• [Document passage]:

We found that the service did not always respond promptly to allegations of abuse and systems designed to protect people from financial abuse were not always adhered to.
Risk assessment was both good and poor in different parts of the service. Some risks had not been comprehensively assessed and left people at risk. We also found risks associated with the management of medicines and errors, related to the administration of medicines, were high and had not reduced significantly since our last inspection.
Staff received most of the training they needed to carry out their roles effectively but training around specific healthcare conditions was not in place for everyone. Staff understanding of the Mental Capacity Act 2005 (MCA) and Deprivation of Liberty Safeguards (DoLS) was not good. The MCA and DoLS ensure that, where people lack capacity to make decisions for themselves, decisions are made in their best interests according to a structured process. Where people’s liberty needs to be restricted for their own safety, this must done in accordance with legal requirements. People’s consent had not always been established in line with the MCA. The service was operating in accordance with DoLS.
There was a mixed picture with regard to supporting people with their eating and drinking with some excellent practice in some units in the service and concerns about practice in others.
Previously we had had a number of concerns about people’s access to healthcare appointments. This was much improved across the service but we were concerned about the management of some people’s epilepsy.
Most staff were caring and compassionate and supported people sensitively. Others demonstrated a less caring manner with their language and actions.
Opportunities for people to follow their own interests and hobbies had improved since our last inspection but staffing levels meant people did not have enough to do and did not go out as often as they wanted to.
Complaints were not managed well and formal complaints the service had received had not all been responded to promptly and resolved to people’s satisfaction.
Ultimately the service has not been well led over a significant period. Several changes of management and a lack of a consistent strategy to deal with the serious issues facing the service have led some people who used the service, relatives and professionals to lose confidence in the service. Very recent management changes have made significant improvements but the staffing strategy involves redeploying staff on a temporary basis which is not a long term strategy. Whilst it is the case that additional permanent staff have been recruited, a number of staff expressed to us that they were intending to leave and morale remained low with some key members of staff. Support and guidance for staff, particularly new staff, had been poor during the last few months and demonstrated the lack of oversight the provider had of the issues facing staff and of risks posed to the people who used the service.

• [What to do]: Update the inspection findings starting at "Staff received most" and ending at "accordance with DoLS.", putting "formal procedure" in place of "structured process".

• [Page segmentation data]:

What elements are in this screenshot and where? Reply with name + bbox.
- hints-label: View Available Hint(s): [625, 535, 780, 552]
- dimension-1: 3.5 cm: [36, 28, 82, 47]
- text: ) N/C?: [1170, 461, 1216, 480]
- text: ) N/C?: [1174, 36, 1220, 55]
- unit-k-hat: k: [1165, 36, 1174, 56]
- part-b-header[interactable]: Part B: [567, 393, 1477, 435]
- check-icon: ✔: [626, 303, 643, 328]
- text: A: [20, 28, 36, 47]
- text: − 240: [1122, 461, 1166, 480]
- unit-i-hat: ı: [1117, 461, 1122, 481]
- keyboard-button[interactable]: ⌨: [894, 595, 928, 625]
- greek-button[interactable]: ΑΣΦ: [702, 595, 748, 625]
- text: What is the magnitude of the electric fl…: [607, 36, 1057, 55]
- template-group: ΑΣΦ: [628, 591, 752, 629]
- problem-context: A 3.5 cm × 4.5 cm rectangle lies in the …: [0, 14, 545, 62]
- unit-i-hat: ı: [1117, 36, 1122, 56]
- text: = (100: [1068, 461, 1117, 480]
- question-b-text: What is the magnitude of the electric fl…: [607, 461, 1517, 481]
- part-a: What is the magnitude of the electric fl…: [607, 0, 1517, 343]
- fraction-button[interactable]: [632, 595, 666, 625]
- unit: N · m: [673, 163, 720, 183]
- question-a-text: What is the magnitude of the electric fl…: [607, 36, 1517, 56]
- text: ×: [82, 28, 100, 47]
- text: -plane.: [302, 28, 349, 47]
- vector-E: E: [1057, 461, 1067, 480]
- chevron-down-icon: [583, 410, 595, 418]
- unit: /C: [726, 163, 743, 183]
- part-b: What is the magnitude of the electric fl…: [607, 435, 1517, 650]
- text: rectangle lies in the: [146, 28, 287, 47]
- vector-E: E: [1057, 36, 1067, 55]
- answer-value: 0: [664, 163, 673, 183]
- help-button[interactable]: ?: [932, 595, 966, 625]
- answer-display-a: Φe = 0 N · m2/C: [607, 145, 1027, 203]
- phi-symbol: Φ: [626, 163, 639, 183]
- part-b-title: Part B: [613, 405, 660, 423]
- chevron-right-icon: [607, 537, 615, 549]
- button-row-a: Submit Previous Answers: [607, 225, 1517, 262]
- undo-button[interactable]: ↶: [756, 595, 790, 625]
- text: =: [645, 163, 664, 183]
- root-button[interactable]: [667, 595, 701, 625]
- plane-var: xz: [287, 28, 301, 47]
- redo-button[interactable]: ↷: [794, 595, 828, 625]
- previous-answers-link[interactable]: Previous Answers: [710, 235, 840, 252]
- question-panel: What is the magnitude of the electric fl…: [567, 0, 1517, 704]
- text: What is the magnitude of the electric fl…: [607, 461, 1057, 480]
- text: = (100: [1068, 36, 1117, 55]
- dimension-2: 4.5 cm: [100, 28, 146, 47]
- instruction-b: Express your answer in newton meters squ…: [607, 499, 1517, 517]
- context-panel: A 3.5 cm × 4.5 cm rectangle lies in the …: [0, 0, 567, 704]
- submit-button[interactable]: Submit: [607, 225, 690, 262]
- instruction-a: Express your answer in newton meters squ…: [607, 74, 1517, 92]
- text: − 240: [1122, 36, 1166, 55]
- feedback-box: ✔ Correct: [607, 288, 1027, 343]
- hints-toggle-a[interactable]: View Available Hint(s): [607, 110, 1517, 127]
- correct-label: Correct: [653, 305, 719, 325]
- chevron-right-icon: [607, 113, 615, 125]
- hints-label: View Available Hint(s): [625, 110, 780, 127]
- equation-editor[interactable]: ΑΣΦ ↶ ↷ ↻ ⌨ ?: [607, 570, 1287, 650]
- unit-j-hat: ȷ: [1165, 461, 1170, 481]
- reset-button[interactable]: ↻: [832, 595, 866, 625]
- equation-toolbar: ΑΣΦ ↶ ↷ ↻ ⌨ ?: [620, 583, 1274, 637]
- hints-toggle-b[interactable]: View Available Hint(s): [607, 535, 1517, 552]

• [Answer below]:
Staff received most of the training they needed to carry out their roles effectively but training around specific healthcare conditions was not in place for everyone. Staff understanding of the Mental Capacity Act 2005 (MCA) and Deprivation of Liberty Safeguards (DoLS) was not good. The MCA and DoLS ensure that, where people lack capacity to make decisions for themselves, decisions are made in their best interests according to a formal procedure. Where people’s liberty needs to be restricted for their own safety, this must done in accordance with legal requirements. People’s consent had not always been established in line with the MCA. The service was operating in accordance with DoLS.